• **Data supplied**:
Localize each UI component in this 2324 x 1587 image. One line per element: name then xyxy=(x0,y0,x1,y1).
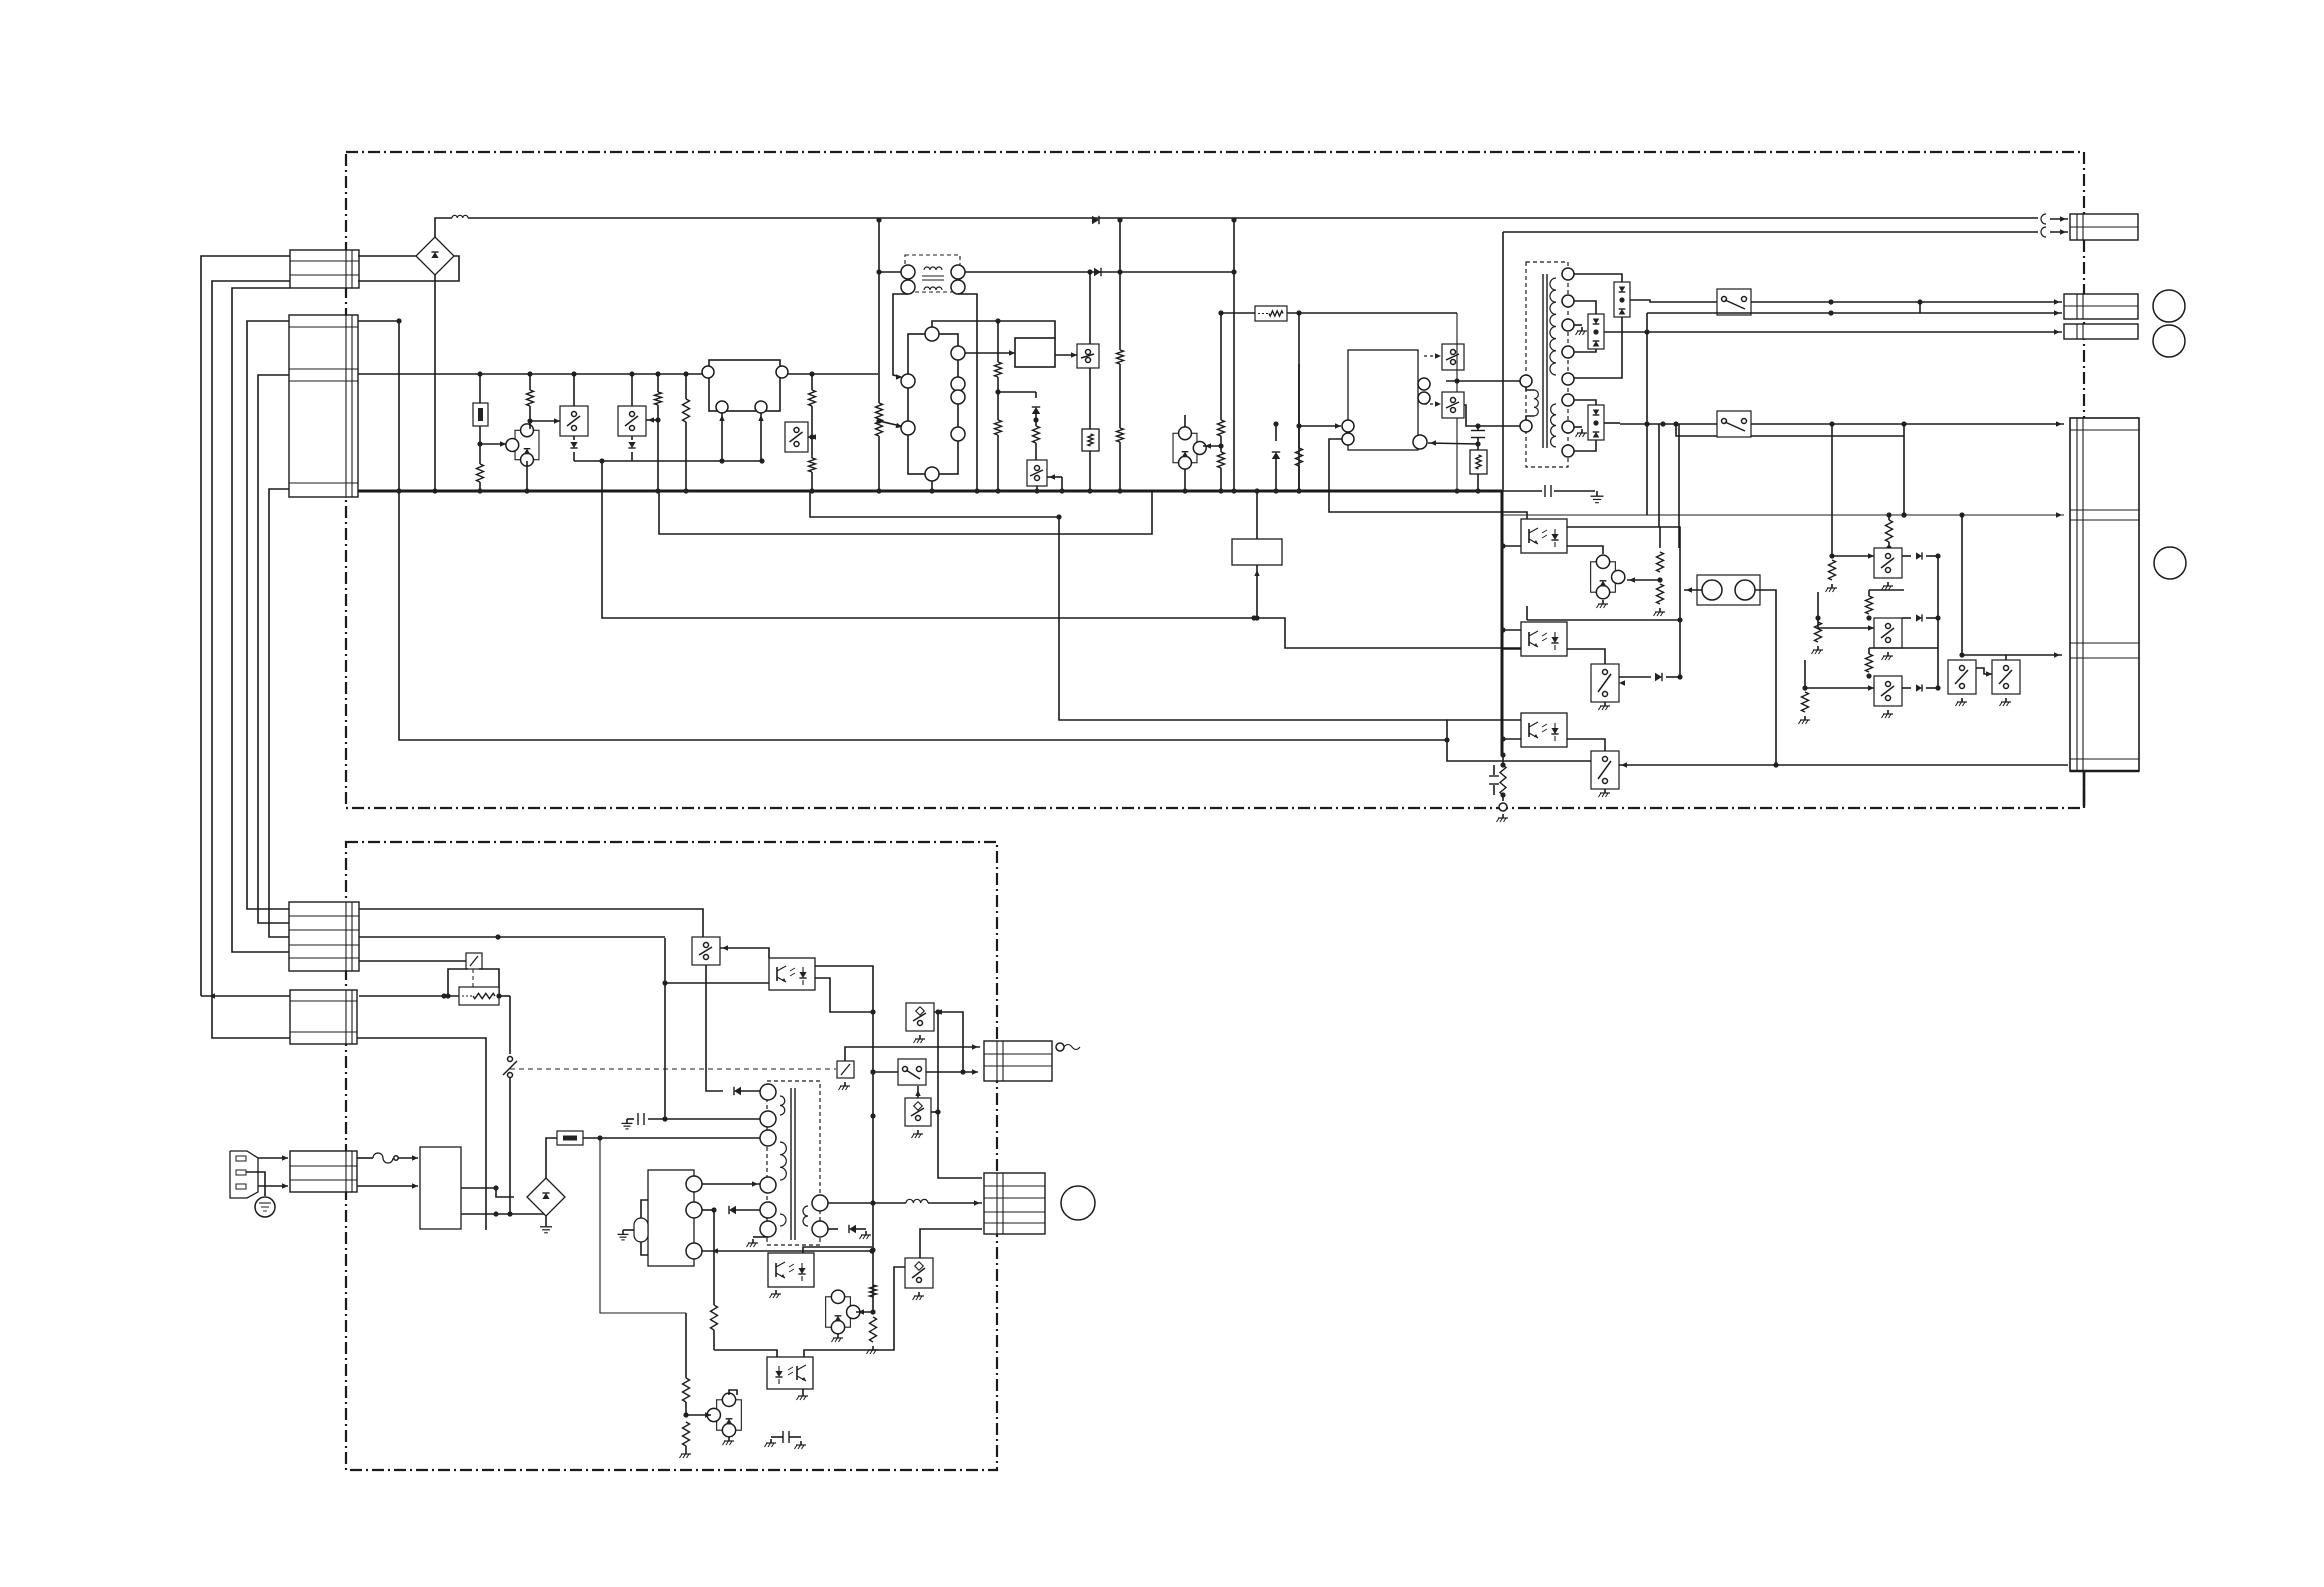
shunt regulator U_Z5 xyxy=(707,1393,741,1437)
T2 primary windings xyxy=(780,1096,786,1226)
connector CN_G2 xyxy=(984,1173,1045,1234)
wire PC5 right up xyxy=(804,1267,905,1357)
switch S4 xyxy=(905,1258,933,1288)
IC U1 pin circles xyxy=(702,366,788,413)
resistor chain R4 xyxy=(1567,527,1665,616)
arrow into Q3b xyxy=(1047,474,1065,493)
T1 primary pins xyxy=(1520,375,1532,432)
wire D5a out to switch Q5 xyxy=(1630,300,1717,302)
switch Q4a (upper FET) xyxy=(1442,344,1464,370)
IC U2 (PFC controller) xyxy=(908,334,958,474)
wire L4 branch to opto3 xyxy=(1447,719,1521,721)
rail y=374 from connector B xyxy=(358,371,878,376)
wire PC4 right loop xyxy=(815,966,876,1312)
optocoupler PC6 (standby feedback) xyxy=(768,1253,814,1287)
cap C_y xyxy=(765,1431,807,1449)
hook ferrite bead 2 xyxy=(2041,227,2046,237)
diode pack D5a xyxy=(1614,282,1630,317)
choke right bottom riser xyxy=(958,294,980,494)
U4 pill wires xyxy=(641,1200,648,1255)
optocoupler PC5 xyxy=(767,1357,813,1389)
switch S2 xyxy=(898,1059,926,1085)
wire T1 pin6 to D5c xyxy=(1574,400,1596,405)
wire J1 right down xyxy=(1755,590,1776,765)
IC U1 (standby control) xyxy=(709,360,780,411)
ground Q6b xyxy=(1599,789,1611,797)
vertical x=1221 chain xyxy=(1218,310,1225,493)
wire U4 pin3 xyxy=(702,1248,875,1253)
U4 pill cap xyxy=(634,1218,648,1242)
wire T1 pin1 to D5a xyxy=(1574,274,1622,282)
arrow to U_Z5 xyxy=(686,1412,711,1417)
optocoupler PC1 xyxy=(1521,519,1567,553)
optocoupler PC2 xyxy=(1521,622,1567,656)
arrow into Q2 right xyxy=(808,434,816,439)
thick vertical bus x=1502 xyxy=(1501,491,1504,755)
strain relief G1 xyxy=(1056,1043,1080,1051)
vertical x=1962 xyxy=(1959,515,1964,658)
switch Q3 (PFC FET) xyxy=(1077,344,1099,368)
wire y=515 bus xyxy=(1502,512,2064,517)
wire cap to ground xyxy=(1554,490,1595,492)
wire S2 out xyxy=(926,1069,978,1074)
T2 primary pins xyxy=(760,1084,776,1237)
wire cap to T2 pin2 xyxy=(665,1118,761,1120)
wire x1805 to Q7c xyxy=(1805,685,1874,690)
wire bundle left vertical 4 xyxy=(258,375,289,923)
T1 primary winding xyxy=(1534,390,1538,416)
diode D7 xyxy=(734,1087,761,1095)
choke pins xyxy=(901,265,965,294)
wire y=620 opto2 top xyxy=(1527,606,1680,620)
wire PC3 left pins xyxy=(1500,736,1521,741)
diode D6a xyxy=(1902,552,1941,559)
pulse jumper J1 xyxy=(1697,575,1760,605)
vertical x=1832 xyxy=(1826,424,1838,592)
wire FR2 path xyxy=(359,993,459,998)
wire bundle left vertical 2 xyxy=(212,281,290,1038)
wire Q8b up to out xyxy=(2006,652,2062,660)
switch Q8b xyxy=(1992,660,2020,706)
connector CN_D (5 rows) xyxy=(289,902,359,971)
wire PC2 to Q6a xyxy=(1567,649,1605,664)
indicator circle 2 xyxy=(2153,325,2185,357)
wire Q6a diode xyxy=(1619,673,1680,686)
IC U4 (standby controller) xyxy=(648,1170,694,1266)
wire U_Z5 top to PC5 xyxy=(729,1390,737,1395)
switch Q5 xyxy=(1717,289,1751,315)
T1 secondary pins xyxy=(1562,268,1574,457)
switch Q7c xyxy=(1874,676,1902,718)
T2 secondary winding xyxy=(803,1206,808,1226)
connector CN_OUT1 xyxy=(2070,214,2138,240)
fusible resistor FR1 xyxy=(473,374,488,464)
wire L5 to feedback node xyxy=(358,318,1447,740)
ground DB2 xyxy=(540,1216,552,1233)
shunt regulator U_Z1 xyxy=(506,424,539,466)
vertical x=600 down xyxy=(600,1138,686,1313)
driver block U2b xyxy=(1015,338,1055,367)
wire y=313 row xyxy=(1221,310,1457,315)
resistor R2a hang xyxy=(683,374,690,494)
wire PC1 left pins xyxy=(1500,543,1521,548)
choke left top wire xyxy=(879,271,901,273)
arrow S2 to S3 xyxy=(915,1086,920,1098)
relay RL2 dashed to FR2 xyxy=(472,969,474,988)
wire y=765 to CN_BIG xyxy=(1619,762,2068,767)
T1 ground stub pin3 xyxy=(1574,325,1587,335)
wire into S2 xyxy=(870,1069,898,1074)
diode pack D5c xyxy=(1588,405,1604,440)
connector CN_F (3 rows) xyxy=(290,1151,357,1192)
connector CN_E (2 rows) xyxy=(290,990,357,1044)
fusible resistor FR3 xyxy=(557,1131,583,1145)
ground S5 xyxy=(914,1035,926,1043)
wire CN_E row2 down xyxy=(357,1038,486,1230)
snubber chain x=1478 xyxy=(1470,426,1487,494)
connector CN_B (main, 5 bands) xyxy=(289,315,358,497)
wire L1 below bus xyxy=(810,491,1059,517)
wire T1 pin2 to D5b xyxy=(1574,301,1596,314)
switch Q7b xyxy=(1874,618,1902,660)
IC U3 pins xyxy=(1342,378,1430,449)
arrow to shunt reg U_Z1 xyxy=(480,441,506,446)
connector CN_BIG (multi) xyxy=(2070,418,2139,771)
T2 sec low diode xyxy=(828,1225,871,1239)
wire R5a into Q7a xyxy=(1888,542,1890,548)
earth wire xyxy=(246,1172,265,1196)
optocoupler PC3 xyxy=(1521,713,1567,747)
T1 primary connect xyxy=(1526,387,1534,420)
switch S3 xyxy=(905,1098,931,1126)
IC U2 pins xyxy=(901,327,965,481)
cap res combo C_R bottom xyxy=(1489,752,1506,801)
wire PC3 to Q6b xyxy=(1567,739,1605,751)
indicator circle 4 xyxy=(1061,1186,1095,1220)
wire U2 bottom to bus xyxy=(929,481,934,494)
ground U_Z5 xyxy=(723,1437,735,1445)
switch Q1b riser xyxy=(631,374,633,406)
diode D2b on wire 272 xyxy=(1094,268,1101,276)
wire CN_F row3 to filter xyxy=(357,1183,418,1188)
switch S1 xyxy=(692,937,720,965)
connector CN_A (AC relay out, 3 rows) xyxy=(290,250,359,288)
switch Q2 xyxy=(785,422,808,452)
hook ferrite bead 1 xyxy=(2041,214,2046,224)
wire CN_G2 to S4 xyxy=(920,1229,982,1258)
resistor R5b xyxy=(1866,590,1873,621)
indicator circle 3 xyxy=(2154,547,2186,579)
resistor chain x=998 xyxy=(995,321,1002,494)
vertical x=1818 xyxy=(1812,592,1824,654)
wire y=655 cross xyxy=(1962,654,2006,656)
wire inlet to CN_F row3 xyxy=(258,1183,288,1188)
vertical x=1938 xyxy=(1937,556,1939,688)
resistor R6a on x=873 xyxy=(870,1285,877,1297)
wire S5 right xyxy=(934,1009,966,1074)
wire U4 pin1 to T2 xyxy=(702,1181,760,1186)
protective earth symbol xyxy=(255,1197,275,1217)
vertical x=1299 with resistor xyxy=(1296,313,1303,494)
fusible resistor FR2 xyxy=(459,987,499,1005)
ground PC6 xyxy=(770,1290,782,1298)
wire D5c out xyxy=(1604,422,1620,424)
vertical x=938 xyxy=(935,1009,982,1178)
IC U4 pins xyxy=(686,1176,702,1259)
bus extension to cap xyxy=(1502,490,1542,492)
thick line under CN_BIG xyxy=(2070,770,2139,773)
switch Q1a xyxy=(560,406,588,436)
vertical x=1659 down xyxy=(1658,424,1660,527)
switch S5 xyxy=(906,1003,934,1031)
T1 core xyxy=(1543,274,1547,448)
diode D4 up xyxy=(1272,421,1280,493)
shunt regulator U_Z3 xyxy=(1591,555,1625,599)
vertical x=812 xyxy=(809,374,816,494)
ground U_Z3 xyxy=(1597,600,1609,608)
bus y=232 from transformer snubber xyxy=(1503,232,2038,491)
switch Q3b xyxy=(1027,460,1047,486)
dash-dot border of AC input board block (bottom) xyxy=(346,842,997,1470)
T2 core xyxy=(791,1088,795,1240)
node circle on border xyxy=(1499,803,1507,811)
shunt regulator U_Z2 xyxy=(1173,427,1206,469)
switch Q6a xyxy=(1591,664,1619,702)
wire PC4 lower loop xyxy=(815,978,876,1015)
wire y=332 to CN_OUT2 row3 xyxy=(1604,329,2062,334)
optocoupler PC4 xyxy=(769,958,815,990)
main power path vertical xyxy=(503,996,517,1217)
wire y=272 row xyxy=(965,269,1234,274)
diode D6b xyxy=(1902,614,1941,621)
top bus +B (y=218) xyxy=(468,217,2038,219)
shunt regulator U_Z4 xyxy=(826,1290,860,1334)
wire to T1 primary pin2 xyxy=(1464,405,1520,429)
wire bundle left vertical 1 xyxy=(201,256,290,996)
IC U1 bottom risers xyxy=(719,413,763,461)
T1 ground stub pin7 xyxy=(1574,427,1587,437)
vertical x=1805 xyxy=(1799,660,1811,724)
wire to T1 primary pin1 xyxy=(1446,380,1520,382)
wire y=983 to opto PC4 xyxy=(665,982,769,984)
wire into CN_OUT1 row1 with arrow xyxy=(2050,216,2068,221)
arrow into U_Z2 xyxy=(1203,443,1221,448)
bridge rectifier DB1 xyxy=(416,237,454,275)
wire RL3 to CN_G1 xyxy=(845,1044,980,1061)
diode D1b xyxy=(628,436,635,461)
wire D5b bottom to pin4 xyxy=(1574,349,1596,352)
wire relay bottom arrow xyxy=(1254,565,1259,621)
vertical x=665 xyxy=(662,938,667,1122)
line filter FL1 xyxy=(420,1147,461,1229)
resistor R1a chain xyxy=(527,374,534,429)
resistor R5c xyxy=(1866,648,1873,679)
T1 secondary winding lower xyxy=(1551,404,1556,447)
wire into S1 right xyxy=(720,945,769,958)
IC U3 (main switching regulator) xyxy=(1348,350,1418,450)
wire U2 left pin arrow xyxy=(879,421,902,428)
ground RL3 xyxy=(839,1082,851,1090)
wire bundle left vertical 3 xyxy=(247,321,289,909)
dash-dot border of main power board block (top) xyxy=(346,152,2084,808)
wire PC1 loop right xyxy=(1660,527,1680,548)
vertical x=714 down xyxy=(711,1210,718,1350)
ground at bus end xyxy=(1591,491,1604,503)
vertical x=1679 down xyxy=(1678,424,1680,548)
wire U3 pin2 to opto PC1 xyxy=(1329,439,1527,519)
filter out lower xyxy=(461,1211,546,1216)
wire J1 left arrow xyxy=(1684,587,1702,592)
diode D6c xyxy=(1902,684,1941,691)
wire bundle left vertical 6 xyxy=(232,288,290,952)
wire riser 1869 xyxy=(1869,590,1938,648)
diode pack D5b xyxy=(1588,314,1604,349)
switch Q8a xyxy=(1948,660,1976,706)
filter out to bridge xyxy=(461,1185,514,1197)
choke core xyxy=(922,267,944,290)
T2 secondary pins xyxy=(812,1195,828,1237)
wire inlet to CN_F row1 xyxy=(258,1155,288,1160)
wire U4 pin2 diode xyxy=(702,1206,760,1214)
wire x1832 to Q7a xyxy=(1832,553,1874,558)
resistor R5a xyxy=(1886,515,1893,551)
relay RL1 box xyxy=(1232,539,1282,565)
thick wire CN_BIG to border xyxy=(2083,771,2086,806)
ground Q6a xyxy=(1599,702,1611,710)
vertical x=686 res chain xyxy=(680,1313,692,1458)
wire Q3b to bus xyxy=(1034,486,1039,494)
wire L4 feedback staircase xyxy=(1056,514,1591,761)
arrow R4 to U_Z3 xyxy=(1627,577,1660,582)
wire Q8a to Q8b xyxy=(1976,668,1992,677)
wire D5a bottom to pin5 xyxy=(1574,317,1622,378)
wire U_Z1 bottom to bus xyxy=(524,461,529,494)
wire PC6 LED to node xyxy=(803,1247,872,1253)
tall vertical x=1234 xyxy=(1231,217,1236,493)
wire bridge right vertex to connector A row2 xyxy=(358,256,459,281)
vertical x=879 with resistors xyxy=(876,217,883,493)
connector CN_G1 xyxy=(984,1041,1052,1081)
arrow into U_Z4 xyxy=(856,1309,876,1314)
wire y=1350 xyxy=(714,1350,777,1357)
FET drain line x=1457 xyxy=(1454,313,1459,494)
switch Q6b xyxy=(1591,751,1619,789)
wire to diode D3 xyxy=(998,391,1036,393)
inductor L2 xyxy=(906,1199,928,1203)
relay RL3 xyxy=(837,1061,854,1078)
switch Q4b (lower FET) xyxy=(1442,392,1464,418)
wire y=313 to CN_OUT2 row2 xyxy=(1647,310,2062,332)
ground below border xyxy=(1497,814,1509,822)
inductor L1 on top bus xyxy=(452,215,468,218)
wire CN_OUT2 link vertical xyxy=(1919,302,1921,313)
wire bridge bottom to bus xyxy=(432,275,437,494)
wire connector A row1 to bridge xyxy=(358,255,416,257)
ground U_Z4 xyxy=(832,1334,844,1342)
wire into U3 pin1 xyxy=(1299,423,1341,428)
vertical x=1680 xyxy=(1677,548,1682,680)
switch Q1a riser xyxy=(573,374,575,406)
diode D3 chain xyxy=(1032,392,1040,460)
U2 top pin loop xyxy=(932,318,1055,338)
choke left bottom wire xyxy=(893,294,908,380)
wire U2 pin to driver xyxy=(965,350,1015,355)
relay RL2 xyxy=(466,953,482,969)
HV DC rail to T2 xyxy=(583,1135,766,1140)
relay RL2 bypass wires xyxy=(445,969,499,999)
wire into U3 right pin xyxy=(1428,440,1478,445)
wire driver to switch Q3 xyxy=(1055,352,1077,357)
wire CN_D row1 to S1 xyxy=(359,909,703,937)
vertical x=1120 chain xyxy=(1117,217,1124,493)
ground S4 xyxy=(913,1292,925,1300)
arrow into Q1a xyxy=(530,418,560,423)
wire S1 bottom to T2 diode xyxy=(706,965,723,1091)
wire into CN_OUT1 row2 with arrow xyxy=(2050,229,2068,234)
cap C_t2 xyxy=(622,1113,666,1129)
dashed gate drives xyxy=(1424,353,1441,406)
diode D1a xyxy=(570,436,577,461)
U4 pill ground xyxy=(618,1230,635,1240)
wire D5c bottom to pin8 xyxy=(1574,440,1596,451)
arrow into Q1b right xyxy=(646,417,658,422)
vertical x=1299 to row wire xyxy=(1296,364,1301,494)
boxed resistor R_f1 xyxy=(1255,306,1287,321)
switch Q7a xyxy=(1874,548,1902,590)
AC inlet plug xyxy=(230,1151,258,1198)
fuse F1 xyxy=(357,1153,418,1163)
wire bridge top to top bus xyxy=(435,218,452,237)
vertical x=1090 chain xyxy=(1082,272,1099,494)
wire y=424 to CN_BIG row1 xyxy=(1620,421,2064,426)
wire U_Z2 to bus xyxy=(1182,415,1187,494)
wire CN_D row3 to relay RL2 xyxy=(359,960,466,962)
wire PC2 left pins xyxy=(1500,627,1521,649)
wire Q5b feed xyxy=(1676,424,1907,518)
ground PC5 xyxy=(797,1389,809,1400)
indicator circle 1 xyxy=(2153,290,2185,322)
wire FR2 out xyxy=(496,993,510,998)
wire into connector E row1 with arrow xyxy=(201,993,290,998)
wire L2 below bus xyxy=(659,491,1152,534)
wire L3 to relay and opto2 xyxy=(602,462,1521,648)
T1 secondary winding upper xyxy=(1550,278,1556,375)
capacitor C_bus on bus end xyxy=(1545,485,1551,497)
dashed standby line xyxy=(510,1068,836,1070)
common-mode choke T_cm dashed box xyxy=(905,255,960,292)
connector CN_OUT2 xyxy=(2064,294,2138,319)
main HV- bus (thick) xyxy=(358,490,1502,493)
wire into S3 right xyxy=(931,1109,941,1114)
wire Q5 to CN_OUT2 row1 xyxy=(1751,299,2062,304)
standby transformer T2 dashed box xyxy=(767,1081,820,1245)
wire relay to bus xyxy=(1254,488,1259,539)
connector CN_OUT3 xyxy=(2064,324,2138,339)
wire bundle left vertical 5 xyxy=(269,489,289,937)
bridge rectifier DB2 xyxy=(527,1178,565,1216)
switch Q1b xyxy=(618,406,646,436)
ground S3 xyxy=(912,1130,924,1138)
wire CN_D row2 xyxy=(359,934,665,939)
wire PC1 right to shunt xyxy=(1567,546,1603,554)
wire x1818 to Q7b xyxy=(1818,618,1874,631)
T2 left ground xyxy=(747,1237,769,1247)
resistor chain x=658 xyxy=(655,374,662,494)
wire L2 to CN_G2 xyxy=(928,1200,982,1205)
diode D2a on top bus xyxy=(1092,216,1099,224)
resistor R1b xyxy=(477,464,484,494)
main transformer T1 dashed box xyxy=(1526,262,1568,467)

• **Set exercise**:
Extract the entries above word for word, starting at the line that contains "shunt regulator U_Z5 xyxy=(707,1393,741,1437)" and ending at the line that contains "IC U1 (standby", including both of those lines.

• **Exercise answer**:
shunt regulator U_Z5 xyxy=(707,1393,741,1437)
T2 primary windings xyxy=(780,1096,786,1226)
connector CN_G2 xyxy=(984,1173,1045,1234)
wire PC5 right up xyxy=(804,1267,905,1357)
switch S4 xyxy=(905,1258,933,1288)
IC U1 pin circles xyxy=(702,366,788,413)
resistor chain R4 xyxy=(1567,527,1665,616)
arrow into Q3b xyxy=(1047,474,1065,493)
T1 primary pins xyxy=(1520,375,1532,432)
wire D5a out to switch Q5 xyxy=(1630,300,1717,302)
switch Q4a (upper FET) xyxy=(1442,344,1464,370)
IC U2 (PFC controller) xyxy=(908,334,958,474)
wire L4 branch to opto3 xyxy=(1447,719,1521,721)
rail y=374 from connector B xyxy=(358,371,878,376)
wire PC4 right loop xyxy=(815,966,876,1312)
optocoupler PC6 (standby feedback) xyxy=(768,1253,814,1287)
cap C_y xyxy=(765,1431,807,1449)
hook ferrite bead 2 xyxy=(2041,227,2046,237)
diode pack D5a xyxy=(1614,282,1630,317)
choke right bottom riser xyxy=(958,294,980,494)
U4 pill wires xyxy=(641,1200,648,1255)
optocoupler PC5 xyxy=(767,1357,813,1389)
switch S2 xyxy=(898,1059,926,1085)
wire T1 pin6 to D5c xyxy=(1574,400,1596,405)
wire J1 right down xyxy=(1755,590,1776,765)
IC U1 (standby control) xyxy=(709,360,780,411)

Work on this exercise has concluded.